> [Texte fourni]
┄┄┄┄┄┄┄┄┄┄

Terre, une invitation au voyage

Cévènnes : les gardiens du temps

Florence Joubert
Cévènnes : les gardiens du temps

À l’observatoire du Mont-Aigoual, des hommes et une femme se jouent du temps et de la météo depuis 1894. Bravant l’altitude, les intempéries et l’isolement, ils relèvent, mesurent, analysent les phénomènes météorologiques s’ébrouant autour du sommet cévenol.

Partie à leur rencontre, la photographe Florence Joubert esquisse le portrait de scientifiques engagés, derniers habitants d'une forteresse vouée à se transformer. Désormais, ils transmettent et incarnent à eux seuls la mémoire de ce haut lieu de l'observation météorologique française.

La vendeuse du Décathlon de Nîmes me dévisage d'un air perplexe. On a beau être en janvier, vouloir acheter des raquettes à neige dans le département le plus chaud de France semble être une extravagance frôlant l'absurdité. Elle ne sait pas qu'à 110 kilomètres de là, sur le toit des Cévennes, la neige est tombée si drue qu'il me faudra abandonner ma voiture à la petite station de ski de Prat Peyrot et parcourir à pied les dernières bornes menant à l'observatoire. Et le temps presse, dans tous les sens du terme : une tempête est attendue dans les prochaines heures sur le massif cévenol. Le mont Aigoual, culminant à 1567 mètres d'altitude, est soumis à des phénomènes météorologiques extrêmes, du fait de la rencontre entre les vents méditerranéens et son sommet. Baigné 240 jours par an dans le brouillard, des rafales de 360km/h y ont été enregistrées. Les nuages s'accumulent parfois pendant plusieurs jours sur la cime avant de précipiter de monstrueuses quantités d'eau au fond des vallées. C'est pourtant sur cette montagne aride qu'a stratégiquement été bâti en 1894 un observatoire météorologique. À la fin du XIXe siècle, ces violents épisodes de pluie provoquaient en contrebas des dégâts considérables. Une exploitation forestière intensive avait totalement déboisé le massif, et la nudité des versants créait des éboulements dévastateurs, car plus aucun arbre ne retenait les glissements de terrain. Dès 1882, Georges Fabre, un ingénieur visionnaire, imagine la création d'une station expérimentale de météorologie forestière sur l'Aigoual, en parallèle d'une nécessaire campagne de reboisement. La mission en sera l'observation de l'écosystème du massif dans son ensemble, par la phénologie autant que par la météorologie. Le bâtiment voit le jour après sept ans d'un chantier sans cesse ralenti par les intempéries, qui met en faillite le responsable de la construction. Une véritable forteresse à flanc de falaise, dont l'improbable tour crénelée offre un panorama unique sur les environs. Par beau temps, on distingue la coiffe neigeuse du mont Blanc, et l'écume de la Méditerranée.

┄┄┄┄┄┄┄┄┄┄

> [Consignes de l'exercice]
1. Disposez en tableau Markdown la portion du listing qui va de sa première ligne jusqu'à la ligne contenant "arrow-right-icon: ▸ — [464, 26, 468, 34]", celle-ci comprise, en omettant les lignes vides. Nommez les colonnes « N° » pour le numéro de rang et « Ligne » pour la ligne elle-même.
2. Reprenez le texte sur l'observatoire du Mont-Aigoual à l'endroit où il s'arrête et poursuivez-le.
Le texte sur l'observatoire du Mont-Aigoual et le listing forment deux documents indépendants.

┄┄┄┄┄┄┄┄┄┄

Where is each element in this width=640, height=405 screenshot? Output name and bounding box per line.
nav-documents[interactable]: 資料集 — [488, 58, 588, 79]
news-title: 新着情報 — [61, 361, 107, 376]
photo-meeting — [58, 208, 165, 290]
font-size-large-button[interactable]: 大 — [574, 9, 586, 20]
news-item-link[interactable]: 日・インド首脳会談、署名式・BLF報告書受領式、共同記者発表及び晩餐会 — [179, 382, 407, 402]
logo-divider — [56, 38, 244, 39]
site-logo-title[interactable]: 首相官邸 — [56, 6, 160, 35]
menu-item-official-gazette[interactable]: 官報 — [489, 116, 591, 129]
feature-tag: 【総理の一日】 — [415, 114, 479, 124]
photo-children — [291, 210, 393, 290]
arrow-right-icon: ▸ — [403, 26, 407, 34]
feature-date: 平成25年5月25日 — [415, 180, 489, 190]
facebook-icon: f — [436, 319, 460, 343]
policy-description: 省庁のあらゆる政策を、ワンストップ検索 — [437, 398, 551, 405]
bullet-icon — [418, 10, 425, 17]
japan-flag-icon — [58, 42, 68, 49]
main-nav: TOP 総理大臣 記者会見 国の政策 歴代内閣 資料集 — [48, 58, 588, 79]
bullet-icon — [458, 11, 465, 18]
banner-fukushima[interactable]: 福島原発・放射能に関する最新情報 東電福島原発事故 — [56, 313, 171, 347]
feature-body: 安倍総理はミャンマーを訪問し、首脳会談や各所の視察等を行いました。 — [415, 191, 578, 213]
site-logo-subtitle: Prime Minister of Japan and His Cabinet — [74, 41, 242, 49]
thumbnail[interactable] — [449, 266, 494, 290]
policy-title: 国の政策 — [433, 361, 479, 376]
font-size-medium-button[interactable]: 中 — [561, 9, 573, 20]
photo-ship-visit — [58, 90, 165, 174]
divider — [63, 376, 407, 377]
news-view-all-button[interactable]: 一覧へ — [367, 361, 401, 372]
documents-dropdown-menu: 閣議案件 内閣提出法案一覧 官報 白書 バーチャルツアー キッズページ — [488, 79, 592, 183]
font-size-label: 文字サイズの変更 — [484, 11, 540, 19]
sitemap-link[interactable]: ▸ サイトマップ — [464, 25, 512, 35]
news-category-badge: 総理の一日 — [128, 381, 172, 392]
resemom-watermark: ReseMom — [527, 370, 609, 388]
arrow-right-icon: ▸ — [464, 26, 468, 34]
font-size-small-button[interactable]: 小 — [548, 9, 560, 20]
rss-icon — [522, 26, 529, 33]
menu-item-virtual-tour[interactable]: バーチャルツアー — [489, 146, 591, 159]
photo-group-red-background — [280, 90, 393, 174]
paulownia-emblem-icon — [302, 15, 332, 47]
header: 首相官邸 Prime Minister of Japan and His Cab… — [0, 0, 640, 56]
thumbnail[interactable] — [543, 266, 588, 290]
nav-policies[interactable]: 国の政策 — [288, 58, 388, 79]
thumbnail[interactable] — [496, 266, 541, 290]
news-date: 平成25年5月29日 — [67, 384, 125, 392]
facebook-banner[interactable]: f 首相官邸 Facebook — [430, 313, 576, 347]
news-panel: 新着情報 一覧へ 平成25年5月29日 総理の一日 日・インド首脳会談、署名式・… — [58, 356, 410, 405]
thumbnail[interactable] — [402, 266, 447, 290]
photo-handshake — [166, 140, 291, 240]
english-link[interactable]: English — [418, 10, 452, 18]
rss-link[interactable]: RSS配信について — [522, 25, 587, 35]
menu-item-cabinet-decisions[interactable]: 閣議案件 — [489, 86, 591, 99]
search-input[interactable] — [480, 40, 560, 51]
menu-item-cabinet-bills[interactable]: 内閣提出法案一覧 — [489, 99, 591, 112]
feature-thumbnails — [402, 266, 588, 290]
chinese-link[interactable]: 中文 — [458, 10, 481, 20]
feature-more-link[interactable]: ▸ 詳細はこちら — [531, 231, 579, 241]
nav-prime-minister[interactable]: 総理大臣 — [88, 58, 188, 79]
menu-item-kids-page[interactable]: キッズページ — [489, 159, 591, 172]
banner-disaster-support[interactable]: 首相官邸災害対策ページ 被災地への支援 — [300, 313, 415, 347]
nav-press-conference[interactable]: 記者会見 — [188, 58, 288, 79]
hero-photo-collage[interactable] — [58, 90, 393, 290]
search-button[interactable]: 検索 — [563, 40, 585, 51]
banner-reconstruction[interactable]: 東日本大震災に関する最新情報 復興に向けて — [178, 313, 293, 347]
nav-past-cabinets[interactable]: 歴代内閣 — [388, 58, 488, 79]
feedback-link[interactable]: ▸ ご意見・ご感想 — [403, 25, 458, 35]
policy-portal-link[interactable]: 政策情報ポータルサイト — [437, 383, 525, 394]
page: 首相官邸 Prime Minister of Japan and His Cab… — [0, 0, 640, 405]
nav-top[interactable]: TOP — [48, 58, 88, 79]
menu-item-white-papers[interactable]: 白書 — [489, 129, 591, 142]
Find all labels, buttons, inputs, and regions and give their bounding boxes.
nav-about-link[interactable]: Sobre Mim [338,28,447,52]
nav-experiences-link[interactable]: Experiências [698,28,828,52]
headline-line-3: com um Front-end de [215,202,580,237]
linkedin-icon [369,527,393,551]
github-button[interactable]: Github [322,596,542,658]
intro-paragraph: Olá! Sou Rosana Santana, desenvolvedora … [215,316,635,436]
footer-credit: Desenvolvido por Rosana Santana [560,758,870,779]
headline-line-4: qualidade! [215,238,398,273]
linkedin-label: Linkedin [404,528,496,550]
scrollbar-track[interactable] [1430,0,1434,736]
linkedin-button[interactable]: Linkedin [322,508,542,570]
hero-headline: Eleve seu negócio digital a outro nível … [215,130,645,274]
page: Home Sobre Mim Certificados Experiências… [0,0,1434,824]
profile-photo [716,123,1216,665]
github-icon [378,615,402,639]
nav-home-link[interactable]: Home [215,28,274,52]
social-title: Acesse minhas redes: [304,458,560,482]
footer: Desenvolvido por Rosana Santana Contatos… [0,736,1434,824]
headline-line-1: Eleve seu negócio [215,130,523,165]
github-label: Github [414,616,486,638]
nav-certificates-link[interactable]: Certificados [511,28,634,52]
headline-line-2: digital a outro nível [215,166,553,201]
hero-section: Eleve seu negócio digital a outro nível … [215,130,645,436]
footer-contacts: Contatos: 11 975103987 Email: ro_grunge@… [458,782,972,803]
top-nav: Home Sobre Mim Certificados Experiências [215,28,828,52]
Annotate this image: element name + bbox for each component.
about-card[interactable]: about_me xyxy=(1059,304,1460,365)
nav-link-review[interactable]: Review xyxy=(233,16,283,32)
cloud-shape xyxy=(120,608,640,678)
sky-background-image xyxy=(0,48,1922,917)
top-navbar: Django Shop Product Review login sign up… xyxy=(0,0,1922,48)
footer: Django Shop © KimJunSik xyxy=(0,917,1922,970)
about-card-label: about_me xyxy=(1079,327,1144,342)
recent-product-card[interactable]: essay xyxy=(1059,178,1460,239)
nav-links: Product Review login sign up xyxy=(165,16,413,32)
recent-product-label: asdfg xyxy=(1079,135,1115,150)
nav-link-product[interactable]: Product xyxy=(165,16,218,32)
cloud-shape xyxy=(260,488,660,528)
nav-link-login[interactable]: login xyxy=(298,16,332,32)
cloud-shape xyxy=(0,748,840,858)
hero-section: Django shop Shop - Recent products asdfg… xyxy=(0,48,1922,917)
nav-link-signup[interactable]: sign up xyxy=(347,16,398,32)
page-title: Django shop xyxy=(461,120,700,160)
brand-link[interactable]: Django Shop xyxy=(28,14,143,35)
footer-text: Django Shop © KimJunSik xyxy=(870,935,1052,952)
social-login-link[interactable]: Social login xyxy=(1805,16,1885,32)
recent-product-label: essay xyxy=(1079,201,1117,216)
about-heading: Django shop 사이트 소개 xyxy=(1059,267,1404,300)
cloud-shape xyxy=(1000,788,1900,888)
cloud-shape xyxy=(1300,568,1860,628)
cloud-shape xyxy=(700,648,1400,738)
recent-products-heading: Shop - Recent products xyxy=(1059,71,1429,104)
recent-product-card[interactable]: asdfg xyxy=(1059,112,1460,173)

┄┄┄┄┄┄┄┄┄┄

> [Réponses par consigne]
1.
| N° | Ligne |
|---|---|
| 1 | Where is each element in this width=640, height=405 screenshot? Output name and bounding box per line. |
| 2 | nav-documents[interactable]: 資料集 — [488, 58, 588, 79] |
| 3 | news-title: 新着情報 — [61, 361, 107, 376] |
| 4 | photo-meeting — [58, 208, 165, 290] |
| 5 | font-size-large-button[interactable]: 大 — [574, 9, 586, 20] |
| 6 | news-item-link[interactable]: 日・インド首脳会談、署名式・BLF報告書受領式、共同記者発表及び晩餐会 — [179, 382, 407, 402] |
| 7 | logo-divider — [56, 38, 244, 39] |
| 8 | site-logo-title[interactable]: 首相官邸 — [56, 6, 160, 35] |
| 9 | menu-item-official-gazette[interactable]: 官報 — [489, 116, 591, 129] |
| 10 | feature-tag: 【総理の一日】 — [415, 114, 479, 124] |
| 11 | photo-children — [291, 210, 393, 290] |
| 12 | arrow-right-icon: ▸ — [403, 26, 407, 34] |
| 13 | feature-date: 平成25年5月25日 — [415, 180, 489, 190] |
| 14 | facebook-icon: f — [436, 319, 460, 343] |
| 15 | policy-description: 省庁のあらゆる政策を、ワンストップ検索 — [437, 398, 551, 405] |
| 16 | bullet-icon — [418, 10, 425, 17] |
| 17 | japan-flag-icon — [58, 42, 68, 49] |
| 18 | main-nav: TOP 総理大臣 記者会見 国の政策 歴代内閣 資料集 — [48, 58, 588, 79] |
| 19 | bullet-icon — [458, 11, 465, 18] |
| 20 | banner-fukushima[interactable]: 福島原発・放射能に関する最新情報 東電福島原発事故 — [56, 313, 171, 347] |
| 21 | feature-body: 安倍総理はミャンマーを訪問し、首脳会談や各所の視察等を行いました。 — [415, 191, 578, 213] |
| 22 | site-logo-subtitle: Prime Minister of Japan and His Cabinet — [74, 41, 242, 49] |
| 23 | thumbnail[interactable] — [449, 266, 494, 290] |
| 24 | policy-title: 国の政策 — [433, 361, 479, 376] |
| 25 | font-size-medium-button[interactable]: 中 — [561, 9, 573, 20] |
| 26 | photo-ship-visit — [58, 90, 165, 174] |
| 27 | divider — [63, 376, 407, 377] |
| 28 | news-view-all-button[interactable]: 一覧へ — [367, 361, 401, 372] |
| 29 | documents-dropdown-menu: 閣議案件 内閣提出法案一覧 官報 白書 バーチャルツアー キッズページ — [488, 79, 592, 183] |
| 30 | font-size-label: 文字サイズの変更 — [484, 11, 540, 19] |
| 31 | sitemap-link[interactable]: ▸ サイトマップ — [464, 25, 512, 35] |
| 32 | news-category-badge: 総理の一日 — [128, 381, 172, 392] |
| 33 | resemom-watermark: ReseMom — [527, 370, 609, 388] |
| 34 | arrow-right-icon: ▸ — [464, 26, 468, 34] |

2.
Façade de l'observatoire de l'Aigoual - Son concepteur, Georges Fabre, un ingénieur forestier visionnaire, a œuvré pour la construction d’un des premiers observatoires de météorologie forestière. Ce projet était en lien direct avec le reboisement du massif de l’Aigoual - ©Florence Joubert

Aujourd'hui le ciel est chargé à l'ouest d'une masse compacte de cumulus noirs courant furieusement vers moi. J'accélère le pas, mais je suis constamment retenue par la beauté de ce monde endormi, plongé dans un silence ouaté. Seuls quelques éclats de givre s'agitent aux branches des rares arbres du plateau, déformés par le vent. À l'approche du château, je distingue, dans l'encadrure d'une fenêtre, Rémy qui guette mon arrivée avec inquiétude. Le brouillard et la grêle s'abattent finalement sur l'observatoire au moment où je passe la porte.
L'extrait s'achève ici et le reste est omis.